Data excerpts:
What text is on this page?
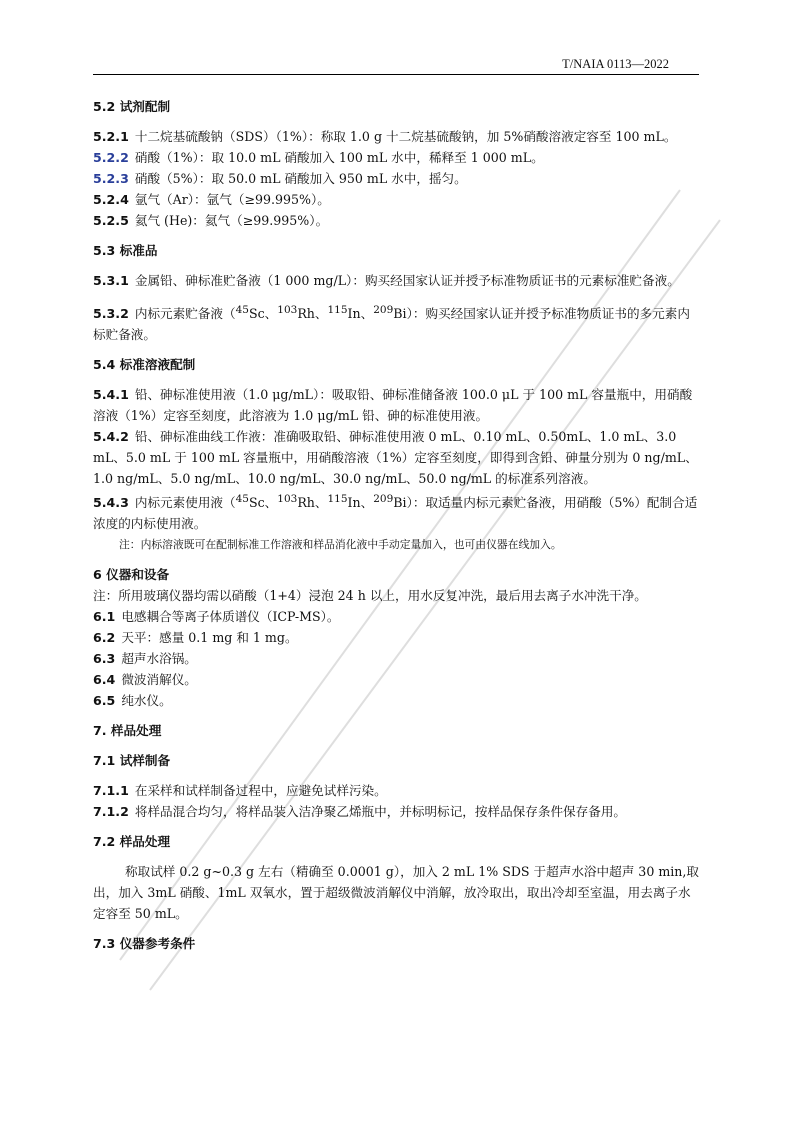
T/NAIA 0113—2022

5.2 试剂配制

5.2.1 十二烷基硫酸钠（SDS）（1%）：称取 1.0 g 十二烷基硫酸钠，加 5%硝酸溶液定容至 100 mL。

5.2.2 硝酸（1%）：取 10.0 mL 硝酸加入 100 mL 水中，稀释至 1 000 mL。

5.2.3 硝酸（5%）：取 50.0 mL 硝酸加入 950 mL 水中，摇匀。

5.2.4 氩气（Ar）：氩气（≥99.995%）。

5.2.5 氦气 (He)：氦气（≥99.995%）。

5.3 标准品

5.3.1 金属铅、砷标准贮备液（1 000 mg/L）：购买经国家认证并授予标准物质证书的元素标准贮备液。

5.3.2 内标元素贮备液（$^{45}$Sc、$^{103}$Rh、$^{115}$In、$^{209}$Bi）：购买经国家认证并授予标准物质证书的多元素内标贮备液。

5.4 标准溶液配制

5.4.1 铅、砷标准使用液（1.0 μg/mL）：吸取铅、砷标准储备液 100.0 μL 于 100 mL 容量瓶中，用硝酸溶液（1%）定容至刻度，此溶液为 1.0 μg/mL 铅、砷的标准使用液。

5.4.2 铅、砷标准曲线工作液：准确吸取铅、砷标准使用液 0 mL、0.10 mL、0.50mL、1.0 mL、3.0 mL、5.0 mL 于 100 mL 容量瓶中，用硝酸溶液（1%）定容至刻度，即得到含铅、砷量分别为 0 ng/mL、1.0 ng/mL、5.0 ng/mL、10.0 ng/mL、30.0 ng/mL、50.0 ng/mL 的标准系列溶液。

5.4.3 内标元素使用液（$^{45}$Sc、$^{103}$Rh、$^{115}$In、$^{209}$Bi）：取适量内标元素贮备液，用硝酸（5%）配制合适浓度的内标使用液。

注：内标溶液既可在配制标准工作溶液和样品消化液中手动定量加入，也可由仪器在线加入。

6 仪器和设备

注：所用玻璃仪器均需以硝酸（1+4）浸泡 24 h 以上，用水反复冲洗，最后用去离子水冲洗干净。

6.1 电感耦合等离子体质谱仪（ICP-MS）。

6.2 天平：感量 0.1 mg 和 1 mg。

6.3 超声水浴锅。

6.4 微波消解仪。

6.5 纯水仪。

7. 样品处理

7.1 试样制备

7.1.1 在采样和试样制备过程中，应避免试样污染。

7.1.2 将样品混合均匀，将样品装入洁净聚乙烯瓶中，并标明标记，按样品保存条件保存备用。

7.2 样品处理

称取试样 0.2 g~0.3 g 左右（精确至 0.0001 g），加入 2 mL 1% SDS 于超声水浴中超声 30 min,取出，加入 3mL 硝酸、1mL 双氧水，置于超级微波消解仪中消解，放冷取出，取出冷却至室温，用去离子水定容至 50 mL。

7.3 仪器参考条件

SET TASK: Every entry must be transcribed exactly. Pictures do not belong in the copy.

SOLUTION:
What text is on this page?
T/NAIA 0113—2022

5.2 试剂配制

5.2.1 十二烷基硫酸钠（SDS）（1%）：称取 1.0 g 十二烷基硫酸钠，加 5%硝酸溶液定容至 100 mL。

5.2.2 硝酸（1%）：取 10.0 mL 硝酸加入 100 mL 水中，稀释至 1 000 mL。

5.2.3 硝酸（5%）：取 50.0 mL 硝酸加入 950 mL 水中，摇匀。

5.2.4 氩气（Ar）：氩气（≥99.995%）。

5.2.5 氦气 (He)：氦气（≥99.995%）。

5.3 标准品

5.3.1 金属铅、砷标准贮备液（1 000 mg/L）：购买经国家认证并授予标准物质证书的元素标准贮备液。

5.3.2 内标元素贮备液（$^{45}$Sc、$^{103}$Rh、$^{115}$In、$^{209}$Bi）：购买经国家认证并授予标准物质证书的多元素内标贮备液。

5.4 标准溶液配制

5.4.1 铅、砷标准使用液（1.0 μg/mL）：吸取铅、砷标准储备液 100.0 μL 于 100 mL 容量瓶中，用硝酸溶液（1%）定容至刻度，此溶液为 1.0 μg/mL 铅、砷的标准使用液。

5.4.2 铅、砷标准曲线工作液：准确吸取铅、砷标准使用液 0 mL、0.10 mL、0.50mL、1.0 mL、3.0 mL、5.0 mL 于 100 mL 容量瓶中，用硝酸溶液（1%）定容至刻度，即得到含铅、砷量分别为 0 ng/mL、1.0 ng/mL、5.0 ng/mL、10.0 ng/mL、30.0 ng/mL、50.0 ng/mL 的标准系列溶液。

5.4.3 内标元素使用液（$^{45}$Sc、$^{103}$Rh、$^{115}$In、$^{209}$Bi）：取适量内标元素贮备液，用硝酸（5%）配制合适浓度的内标使用液。

注：内标溶液既可在配制标准工作溶液和样品消化液中手动定量加入，也可由仪器在线加入。

6 仪器和设备

注：所用玻璃仪器均需以硝酸（1+4）浸泡 24 h 以上，用水反复冲洗，最后用去离子水冲洗干净。

6.1 电感耦合等离子体质谱仪（ICP-MS）。

6.2 天平：感量 0.1 mg 和 1 mg。

6.3 超声水浴锅。

6.4 微波消解仪。

6.5 纯水仪。

7. 样品处理

7.1 试样制备

7.1.1 在采样和试样制备过程中，应避免试样污染。

7.1.2 将样品混合均匀，将样品装入洁净聚乙烯瓶中，并标明标记，按样品保存条件保存备用。

7.2 样品处理

称取试样 0.2 g~0.3 g 左右（精确至 0.0001 g），加入 2 mL 1% SDS 于超声水浴中超声 30 min,取出，加入 3mL 硝酸、1mL 双氧水，置于超级微波消解仪中消解，放冷取出，取出冷却至室温，用去离子水定容至 50 mL。

7.3 仪器参考条件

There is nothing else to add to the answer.